[Given task]
Search the entries for the word "this" and pull out each line that has it.
* Begin Working data *
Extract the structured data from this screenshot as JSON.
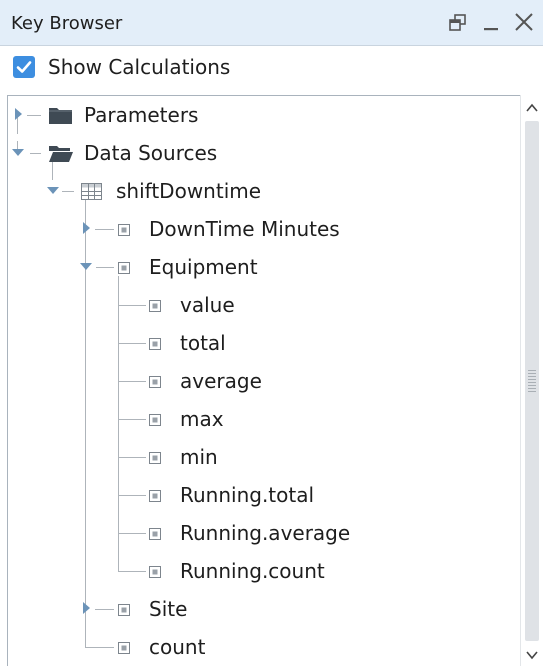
{
  "window": {
    "title": "Key Browser",
    "controls": {
      "restore_icon": "restore-icon",
      "minimize_icon": "minimize-icon",
      "close_icon": "close-icon"
    }
  },
  "options": {
    "show_calculations": {
      "label": "Show Calculations",
      "checked": true
    }
  },
  "tree": {
    "nodes": [
      {
        "label": "Parameters",
        "icon": "folder-icon",
        "expanded": false
      },
      {
        "label": "Data Sources",
        "icon": "folder-open-icon",
        "expanded": true
      },
      {
        "label": "shiftDowntime",
        "icon": "table-icon",
        "expanded": true
      },
      {
        "label": "DownTime Minutes",
        "icon": "key-icon",
        "expanded": false
      },
      {
        "label": "Equipment",
        "icon": "key-icon",
        "expanded": true
      },
      {
        "label": "value",
        "icon": "key-icon"
      },
      {
        "label": "total",
        "icon": "key-icon"
      },
      {
        "label": "average",
        "icon": "key-icon"
      },
      {
        "label": "max",
        "icon": "key-icon"
      },
      {
        "label": "min",
        "icon": "key-icon"
      },
      {
        "label": "Running.total",
        "icon": "key-icon"
      },
      {
        "label": "Running.average",
        "icon": "key-icon"
      },
      {
        "label": "Running.count",
        "icon": "key-icon"
      },
      {
        "label": "Site",
        "icon": "key-icon",
        "expanded": false
      },
      {
        "label": "count",
        "icon": "key-icon"
      }
    ]
  },
  "colors": {
    "title_bar": "#e3eef9",
    "checkbox": "#3d8ee0",
    "folder": "#3f4a54",
    "expander": "#6b93b8",
    "connector": "#aeb4ba",
    "scroll_thumb": "#dfe2e6"
  }
}
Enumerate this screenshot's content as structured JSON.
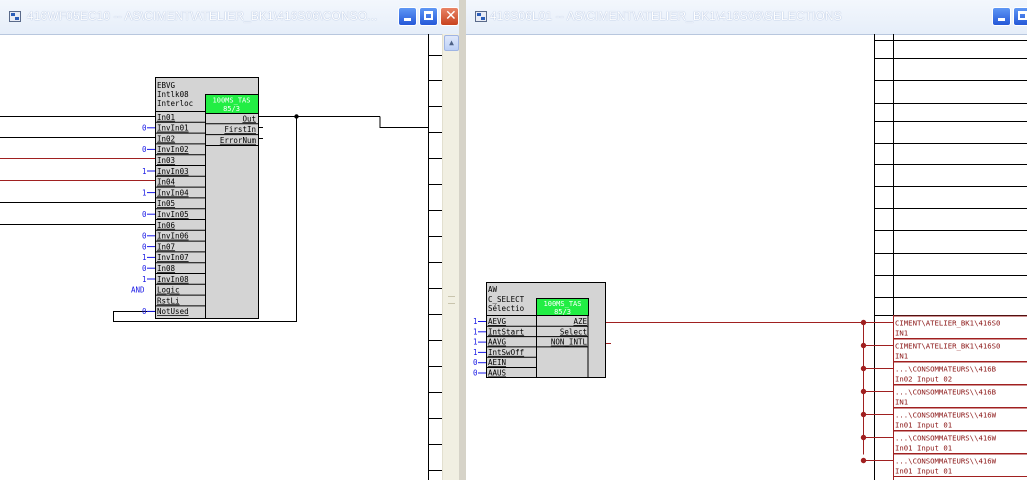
* End Working data *
[Task result]
Extract the structured data from this screenshot as JSON.
Enumerate this screenshot's content as structured JSON.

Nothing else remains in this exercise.